* **Task goal**:
Reproduce the items word for word, from the very first line through the line containing "x-tick-label: Feb: [444, 439, 465, 453]", including both of those lines.

* **Supplied data**:
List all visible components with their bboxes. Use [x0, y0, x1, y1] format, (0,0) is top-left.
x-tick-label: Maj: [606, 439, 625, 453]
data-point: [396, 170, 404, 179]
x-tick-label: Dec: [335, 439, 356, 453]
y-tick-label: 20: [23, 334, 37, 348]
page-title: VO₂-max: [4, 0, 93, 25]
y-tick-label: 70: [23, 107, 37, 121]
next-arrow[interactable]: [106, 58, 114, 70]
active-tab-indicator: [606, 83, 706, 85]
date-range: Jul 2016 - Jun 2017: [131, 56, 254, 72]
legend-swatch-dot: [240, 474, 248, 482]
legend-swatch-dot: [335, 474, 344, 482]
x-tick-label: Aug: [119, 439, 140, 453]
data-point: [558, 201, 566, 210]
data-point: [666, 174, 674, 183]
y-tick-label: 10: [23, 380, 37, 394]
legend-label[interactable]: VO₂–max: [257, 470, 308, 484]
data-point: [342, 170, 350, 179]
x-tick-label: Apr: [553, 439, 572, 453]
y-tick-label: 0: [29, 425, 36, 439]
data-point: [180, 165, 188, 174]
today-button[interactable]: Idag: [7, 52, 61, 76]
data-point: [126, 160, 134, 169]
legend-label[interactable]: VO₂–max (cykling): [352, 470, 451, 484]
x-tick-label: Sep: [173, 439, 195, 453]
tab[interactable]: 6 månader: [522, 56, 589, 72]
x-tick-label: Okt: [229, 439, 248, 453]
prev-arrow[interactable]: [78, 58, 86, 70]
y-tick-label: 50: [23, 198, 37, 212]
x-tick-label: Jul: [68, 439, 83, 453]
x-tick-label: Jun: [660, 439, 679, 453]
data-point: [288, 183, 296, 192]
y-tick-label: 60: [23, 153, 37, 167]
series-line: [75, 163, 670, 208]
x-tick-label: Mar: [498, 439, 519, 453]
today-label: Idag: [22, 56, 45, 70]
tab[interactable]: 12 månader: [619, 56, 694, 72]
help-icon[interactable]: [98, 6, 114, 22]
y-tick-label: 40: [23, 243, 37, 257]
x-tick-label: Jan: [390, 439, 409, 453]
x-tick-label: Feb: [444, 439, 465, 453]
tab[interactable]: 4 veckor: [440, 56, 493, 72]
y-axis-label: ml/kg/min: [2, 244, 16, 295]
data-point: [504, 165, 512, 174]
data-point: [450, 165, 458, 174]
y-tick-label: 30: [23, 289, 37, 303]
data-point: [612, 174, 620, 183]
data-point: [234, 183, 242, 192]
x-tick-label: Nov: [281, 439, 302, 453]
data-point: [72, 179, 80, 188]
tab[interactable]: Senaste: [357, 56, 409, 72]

* **Task answer**:
List all visible components with their bboxes. Use [x0, y0, x1, y1] format, (0,0) is top-left.
x-tick-label: Maj: [606, 439, 625, 453]
data-point: [396, 170, 404, 179]
x-tick-label: Dec: [335, 439, 356, 453]
y-tick-label: 20: [23, 334, 37, 348]
page-title: VO₂-max: [4, 0, 93, 25]
y-tick-label: 70: [23, 107, 37, 121]
next-arrow[interactable]: [106, 58, 114, 70]
active-tab-indicator: [606, 83, 706, 85]
date-range: Jul 2016 - Jun 2017: [131, 56, 254, 72]
legend-swatch-dot: [240, 474, 248, 482]
legend-swatch-dot: [335, 474, 344, 482]
x-tick-label: Aug: [119, 439, 140, 453]
data-point: [558, 201, 566, 210]
data-point: [666, 174, 674, 183]
y-tick-label: 10: [23, 380, 37, 394]
legend-label[interactable]: VO₂–max: [257, 470, 308, 484]
data-point: [342, 170, 350, 179]
x-tick-label: Apr: [553, 439, 572, 453]
y-tick-label: 0: [29, 425, 36, 439]
data-point: [180, 165, 188, 174]
today-button[interactable]: Idag: [7, 52, 61, 76]
data-point: [126, 160, 134, 169]
legend-label[interactable]: VO₂–max (cykling): [352, 470, 451, 484]
x-tick-label: Sep: [173, 439, 195, 453]
tab[interactable]: 6 månader: [522, 56, 589, 72]
x-tick-label: Okt: [229, 439, 248, 453]
prev-arrow[interactable]: [78, 58, 86, 70]
y-tick-label: 50: [23, 198, 37, 212]
x-tick-label: Jul: [68, 439, 83, 453]
x-tick-label: Jun: [660, 439, 679, 453]
data-point: [288, 183, 296, 192]
y-tick-label: 60: [23, 153, 37, 167]
series-line: [75, 163, 670, 208]
x-tick-label: Mar: [498, 439, 519, 453]
today-label: Idag: [22, 56, 45, 70]
tab[interactable]: 12 månader: [619, 56, 694, 72]
help-icon[interactable]: [98, 6, 114, 22]
y-tick-label: 40: [23, 243, 37, 257]
x-tick-label: Jan: [390, 439, 409, 453]
x-tick-label: Feb: [444, 439, 465, 453]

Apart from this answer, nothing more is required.